→ **Exercise material**
______________________________

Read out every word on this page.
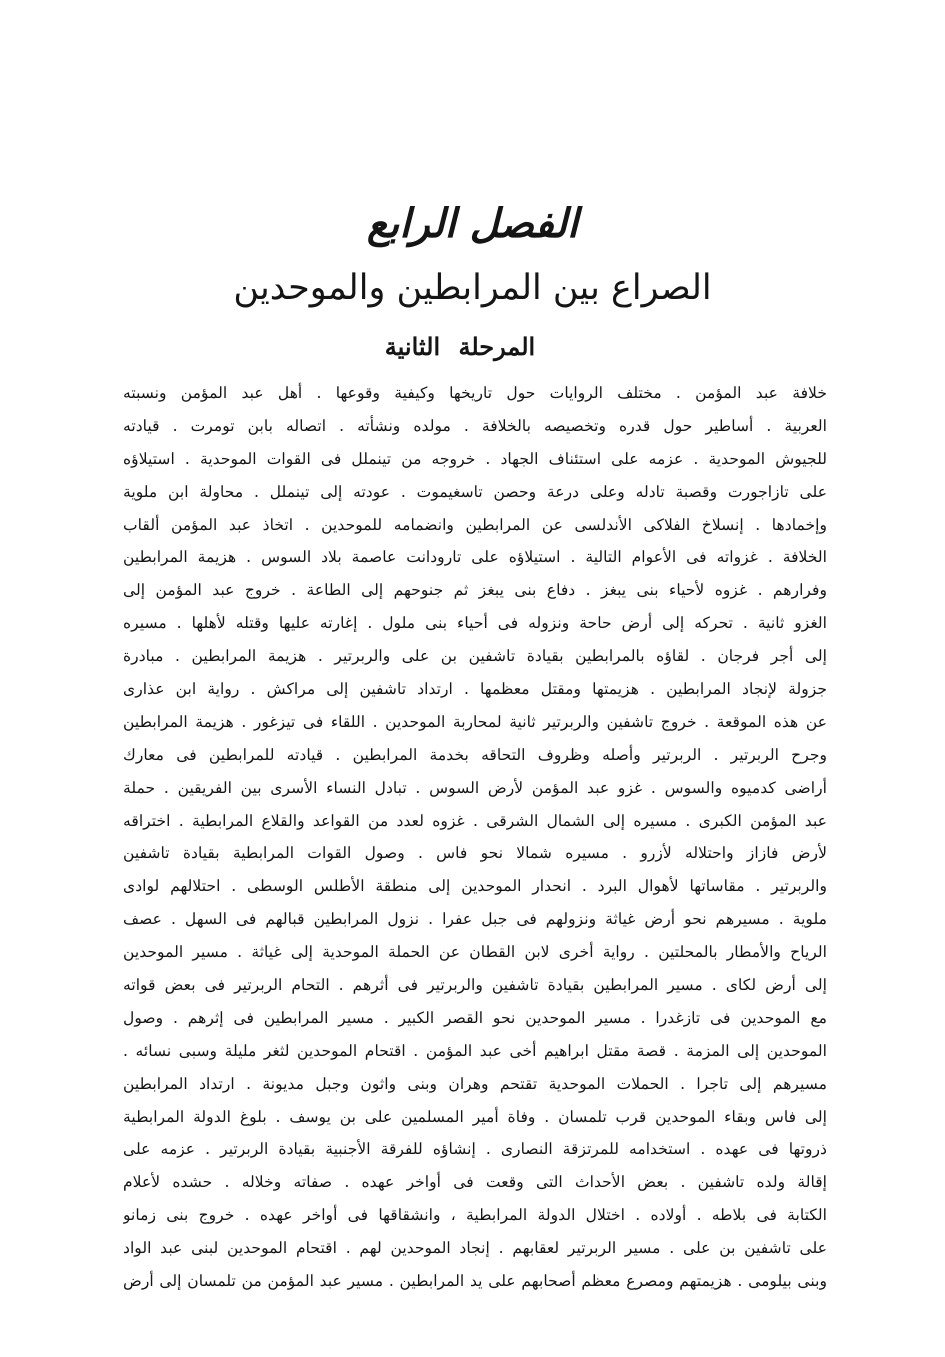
الفصل الرابع
الصراع بين المرابطين والموحدين
المرحلة الثانية
خلافة عبد المؤمن . مختلف الروايات حول تاريخها وكيفية وقوعها . أهل عبد المؤمن ونسبته
العربية . أساطير حول قدره وتخصيصه بالخلافة . مولده ونشأته . اتصاله بابن تومرت . قيادته
للجيوش الموحدية . عزمه على استئناف الجهاد . خروجه من تينملل فى القوات الموحدية . استيلاؤه
على تازاجورت وقصبة تادله وعلى درعة وحصن تاسغيموت . عودته إلى تينملل . محاولة ابن ملوية
وإخمادها . إنسلاخ الفلاكى الأندلسى عن المرابطين وانضمامه للموحدين . اتخاذ عبد المؤمن ألقاب
الخلافة . غزواته فى الأعوام التالية . استيلاؤه على تارودانت عاصمة بلاد السوس . هزيمة المرابطين
وفرارهم . غزوه لأحياء بنى يبغز . دفاع بنى يبغز ثم جنوحهم إلى الطاعة . خروج عبد المؤمن إلى
الغزو ثانية . تحركه إلى أرض حاحة ونزوله فى أحياء بنى ملول . إغارته عليها وقتله لأهلها . مسيره
إلى أجر فرجان . لقاؤه بالمرابطين بقيادة تاشفين بن على والربرتير . هزيمة المرابطين . مبادرة
جزولة لإنجاد المرابطين . هزيمتها ومقتل معظمها . ارتداد تاشفين إلى مراكش . رواية ابن عذارى
عن هذه الموقعة . خروج تاشفين والربرتير ثانية لمحاربة الموحدين . اللقاء فى تيزغور . هزيمة المرابطين
وجرح الربرتير . الربرتير وأصله وظروف التحاقه بخدمة المرابطين . قيادته للمرابطين فى معارك
أراضى كدميوه والسوس . غزو عبد المؤمن لأرض السوس . تبادل النساء الأسرى بين الفريقين . حملة
عبد المؤمن الكبرى . مسيره إلى الشمال الشرقى . غزوه لعدد من القواعد والقلاع المرابطية . اختراقه
لأرض فازاز واحتلاله لأزرو . مسيره شمالا نحو فاس . وصول القوات المرابطية بقيادة تاشفين
والربرتير . مقاساتها لأهوال البرد . انحدار الموحدين إلى منطقة الأطلس الوسطى . احتلالهم لوادى
ملوية . مسيرهم نحو أرض غياثة ونزولهم فى جبل عفرا . نزول المرابطين قبالهم فى السهل . عصف
الرياح والأمطار بالمحلتين . رواية أخرى لابن القطان عن الحملة الموحدية إلى غياثة . مسير الموحدين
إلى أرض لكاى . مسير المرابطين بقيادة تاشفين والربرتير فى أثرهم . التحام الربرتير فى بعض قواته
مع الموحدين فى تازغدرا . مسير الموحدين نحو القصر الكبير . مسير المرابطين فى إثرهم . وصول
الموحدين إلى المزمة . قصة مقتل ابراهيم أخى عبد المؤمن . اقتحام الموحدين لثغر مليلة وسبى نسائه .
مسيرهم إلى تاجرا . الحملات الموحدية تقتحم وهران وبنى واثون وجبل مديونة . ارتداد المرابطين
إلى فاس وبقاء الموحدين قرب تلمسان . وفاة أمير المسلمين على بن يوسف . بلوغ الدولة المرابطية
ذروتها فى عهده . استخدامه للمرتزقة النصارى . إنشاؤه للفرقة الأجنبية بقيادة الربرتير . عزمه على
إقالة ولده تاشفين . بعض الأحداث التى وقعت فى أواخر عهده . صفاته وخلاله . حشده لأعلام
الكتابة فى بلاطه . أولاده . اختلال الدولة المرابطية ، وانشقاقها فى أواخر عهده . خروج بنى زمانو
على تاشفين بن على . مسير الربرتير لعقابهم . إنجاد الموحدين لهم . اقتحام الموحدين لبنى عبد الواد
وبنى بيلومى . هزيمتهم ومصرع معظم أصحابهم على يد المرابطين . مسير عبد المؤمن من تلمسان إلى أرض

______________________________

→ **Task objective**
Lines containing the string "والربرتير" should be counted; reply with their number and nothing more.

→ **Answer in full**
4